• Problem details:
Return a copy of every line in the records that includes the word "panel".

(Data records)

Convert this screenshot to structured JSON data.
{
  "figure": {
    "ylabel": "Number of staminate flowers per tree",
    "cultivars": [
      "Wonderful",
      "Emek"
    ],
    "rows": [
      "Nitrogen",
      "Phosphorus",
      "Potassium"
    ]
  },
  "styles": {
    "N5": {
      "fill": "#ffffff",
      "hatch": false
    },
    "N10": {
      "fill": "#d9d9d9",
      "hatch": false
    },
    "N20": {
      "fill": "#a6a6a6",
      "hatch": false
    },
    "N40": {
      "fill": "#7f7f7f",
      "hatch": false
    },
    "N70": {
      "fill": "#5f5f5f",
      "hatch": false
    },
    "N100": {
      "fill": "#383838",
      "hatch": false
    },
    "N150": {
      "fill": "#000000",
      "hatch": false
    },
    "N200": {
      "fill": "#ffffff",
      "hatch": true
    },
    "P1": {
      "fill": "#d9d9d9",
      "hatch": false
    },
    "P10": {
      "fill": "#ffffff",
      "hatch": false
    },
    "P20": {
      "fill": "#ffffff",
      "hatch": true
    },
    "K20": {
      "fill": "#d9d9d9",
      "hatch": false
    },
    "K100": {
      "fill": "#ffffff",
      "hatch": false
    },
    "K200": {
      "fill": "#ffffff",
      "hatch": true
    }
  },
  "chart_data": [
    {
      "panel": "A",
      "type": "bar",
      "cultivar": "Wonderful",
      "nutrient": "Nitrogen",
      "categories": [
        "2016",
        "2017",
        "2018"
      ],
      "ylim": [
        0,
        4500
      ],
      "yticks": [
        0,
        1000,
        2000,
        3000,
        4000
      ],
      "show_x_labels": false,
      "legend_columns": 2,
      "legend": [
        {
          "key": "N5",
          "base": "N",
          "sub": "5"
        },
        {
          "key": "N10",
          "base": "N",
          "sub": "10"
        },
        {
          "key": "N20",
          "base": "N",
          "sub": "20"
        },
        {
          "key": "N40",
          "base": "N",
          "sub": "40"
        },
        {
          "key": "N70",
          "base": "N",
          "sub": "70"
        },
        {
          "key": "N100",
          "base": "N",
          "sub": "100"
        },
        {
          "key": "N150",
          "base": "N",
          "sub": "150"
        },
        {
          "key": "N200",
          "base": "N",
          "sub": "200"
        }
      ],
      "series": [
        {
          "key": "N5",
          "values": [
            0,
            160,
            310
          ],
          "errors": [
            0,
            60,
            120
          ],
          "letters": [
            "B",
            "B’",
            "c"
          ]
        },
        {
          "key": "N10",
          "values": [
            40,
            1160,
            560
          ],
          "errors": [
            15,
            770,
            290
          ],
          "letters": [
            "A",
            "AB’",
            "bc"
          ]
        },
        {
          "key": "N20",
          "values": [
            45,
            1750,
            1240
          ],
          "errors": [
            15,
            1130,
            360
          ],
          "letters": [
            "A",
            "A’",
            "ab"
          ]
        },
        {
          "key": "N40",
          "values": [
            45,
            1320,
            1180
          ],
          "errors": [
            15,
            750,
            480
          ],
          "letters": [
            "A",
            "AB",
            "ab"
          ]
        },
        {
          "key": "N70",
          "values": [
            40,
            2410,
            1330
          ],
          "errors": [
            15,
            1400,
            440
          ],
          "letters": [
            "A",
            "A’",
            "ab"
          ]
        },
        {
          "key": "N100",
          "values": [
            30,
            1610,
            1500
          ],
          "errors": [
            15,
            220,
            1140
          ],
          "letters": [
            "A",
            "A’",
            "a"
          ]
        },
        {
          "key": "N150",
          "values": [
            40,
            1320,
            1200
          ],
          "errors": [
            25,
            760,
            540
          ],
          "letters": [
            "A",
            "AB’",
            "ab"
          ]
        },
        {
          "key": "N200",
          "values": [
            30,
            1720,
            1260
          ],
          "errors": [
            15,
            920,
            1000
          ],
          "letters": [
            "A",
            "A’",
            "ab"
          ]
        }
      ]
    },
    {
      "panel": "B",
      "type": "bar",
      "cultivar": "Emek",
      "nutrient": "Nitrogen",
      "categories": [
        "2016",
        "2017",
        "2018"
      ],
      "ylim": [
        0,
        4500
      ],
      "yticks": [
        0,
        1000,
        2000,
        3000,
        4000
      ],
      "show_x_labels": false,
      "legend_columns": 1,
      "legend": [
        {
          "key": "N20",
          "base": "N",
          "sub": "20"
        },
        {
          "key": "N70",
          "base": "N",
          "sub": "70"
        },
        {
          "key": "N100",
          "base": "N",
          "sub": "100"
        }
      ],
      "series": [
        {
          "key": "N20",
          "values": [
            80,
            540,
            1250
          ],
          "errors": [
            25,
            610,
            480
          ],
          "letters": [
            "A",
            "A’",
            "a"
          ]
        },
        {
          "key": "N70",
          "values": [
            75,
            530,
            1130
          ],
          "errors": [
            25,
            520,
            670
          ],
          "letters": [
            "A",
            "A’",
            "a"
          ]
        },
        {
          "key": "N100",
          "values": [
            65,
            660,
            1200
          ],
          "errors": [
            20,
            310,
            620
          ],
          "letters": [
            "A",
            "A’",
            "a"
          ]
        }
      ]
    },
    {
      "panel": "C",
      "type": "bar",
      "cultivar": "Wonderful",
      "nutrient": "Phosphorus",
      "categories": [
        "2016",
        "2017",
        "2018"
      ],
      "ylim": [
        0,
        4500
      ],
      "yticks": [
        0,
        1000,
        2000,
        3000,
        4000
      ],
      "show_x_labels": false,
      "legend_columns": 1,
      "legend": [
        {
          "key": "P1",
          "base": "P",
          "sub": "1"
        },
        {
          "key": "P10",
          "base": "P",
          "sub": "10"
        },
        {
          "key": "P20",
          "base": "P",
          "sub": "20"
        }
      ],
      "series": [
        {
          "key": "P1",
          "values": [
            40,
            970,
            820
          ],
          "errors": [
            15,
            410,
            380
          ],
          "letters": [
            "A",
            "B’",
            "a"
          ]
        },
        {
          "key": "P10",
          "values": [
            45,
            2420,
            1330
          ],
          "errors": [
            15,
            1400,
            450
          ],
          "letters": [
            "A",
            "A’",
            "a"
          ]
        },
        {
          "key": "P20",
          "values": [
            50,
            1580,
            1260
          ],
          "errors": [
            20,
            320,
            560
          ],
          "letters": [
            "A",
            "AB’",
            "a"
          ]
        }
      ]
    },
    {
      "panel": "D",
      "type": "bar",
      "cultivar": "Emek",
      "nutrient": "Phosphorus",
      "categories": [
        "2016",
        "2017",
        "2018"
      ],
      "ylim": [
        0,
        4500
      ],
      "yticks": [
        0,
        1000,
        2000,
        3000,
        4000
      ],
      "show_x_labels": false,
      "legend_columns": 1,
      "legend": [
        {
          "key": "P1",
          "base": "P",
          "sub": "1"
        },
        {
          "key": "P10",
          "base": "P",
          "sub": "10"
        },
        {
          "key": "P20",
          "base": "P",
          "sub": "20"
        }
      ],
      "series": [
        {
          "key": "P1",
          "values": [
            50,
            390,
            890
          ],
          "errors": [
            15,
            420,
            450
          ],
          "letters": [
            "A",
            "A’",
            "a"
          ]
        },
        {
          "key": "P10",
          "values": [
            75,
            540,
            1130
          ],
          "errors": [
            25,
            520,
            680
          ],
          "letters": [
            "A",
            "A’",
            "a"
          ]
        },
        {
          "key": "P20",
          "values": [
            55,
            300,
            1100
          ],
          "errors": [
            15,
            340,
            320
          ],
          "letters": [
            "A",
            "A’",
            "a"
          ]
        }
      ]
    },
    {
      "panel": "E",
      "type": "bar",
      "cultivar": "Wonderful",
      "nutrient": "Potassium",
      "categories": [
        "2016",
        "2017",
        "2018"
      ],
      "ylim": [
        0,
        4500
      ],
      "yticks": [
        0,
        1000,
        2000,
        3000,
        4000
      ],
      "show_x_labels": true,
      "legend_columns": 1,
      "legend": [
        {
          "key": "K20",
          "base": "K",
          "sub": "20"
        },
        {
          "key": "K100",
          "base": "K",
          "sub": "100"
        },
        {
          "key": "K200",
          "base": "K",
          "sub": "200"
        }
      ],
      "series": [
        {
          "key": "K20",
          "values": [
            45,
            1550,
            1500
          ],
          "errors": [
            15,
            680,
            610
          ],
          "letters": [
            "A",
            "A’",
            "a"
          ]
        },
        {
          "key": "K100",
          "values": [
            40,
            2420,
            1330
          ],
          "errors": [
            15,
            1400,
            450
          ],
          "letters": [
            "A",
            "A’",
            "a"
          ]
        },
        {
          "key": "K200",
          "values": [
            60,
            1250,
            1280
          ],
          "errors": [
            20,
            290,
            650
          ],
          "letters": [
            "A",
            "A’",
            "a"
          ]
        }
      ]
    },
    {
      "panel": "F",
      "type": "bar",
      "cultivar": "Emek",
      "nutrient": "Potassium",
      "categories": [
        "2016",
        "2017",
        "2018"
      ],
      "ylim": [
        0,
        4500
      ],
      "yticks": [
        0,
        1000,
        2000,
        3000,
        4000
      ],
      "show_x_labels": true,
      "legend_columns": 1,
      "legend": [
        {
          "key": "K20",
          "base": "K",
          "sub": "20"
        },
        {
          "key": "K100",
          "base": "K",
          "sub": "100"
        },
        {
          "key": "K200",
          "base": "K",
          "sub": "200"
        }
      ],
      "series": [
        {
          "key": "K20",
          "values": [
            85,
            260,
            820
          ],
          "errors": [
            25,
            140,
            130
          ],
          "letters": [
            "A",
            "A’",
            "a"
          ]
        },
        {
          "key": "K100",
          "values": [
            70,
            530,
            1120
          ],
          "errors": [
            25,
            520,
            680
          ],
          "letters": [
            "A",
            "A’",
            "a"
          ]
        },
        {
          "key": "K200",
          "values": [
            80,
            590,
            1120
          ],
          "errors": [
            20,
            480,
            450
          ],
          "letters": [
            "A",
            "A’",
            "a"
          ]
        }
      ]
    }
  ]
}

• Full response:
      "panel": "A",
      "panel": "B",
      "panel": "C",
      "panel": "D",
      "panel": "E",
      "panel": "F",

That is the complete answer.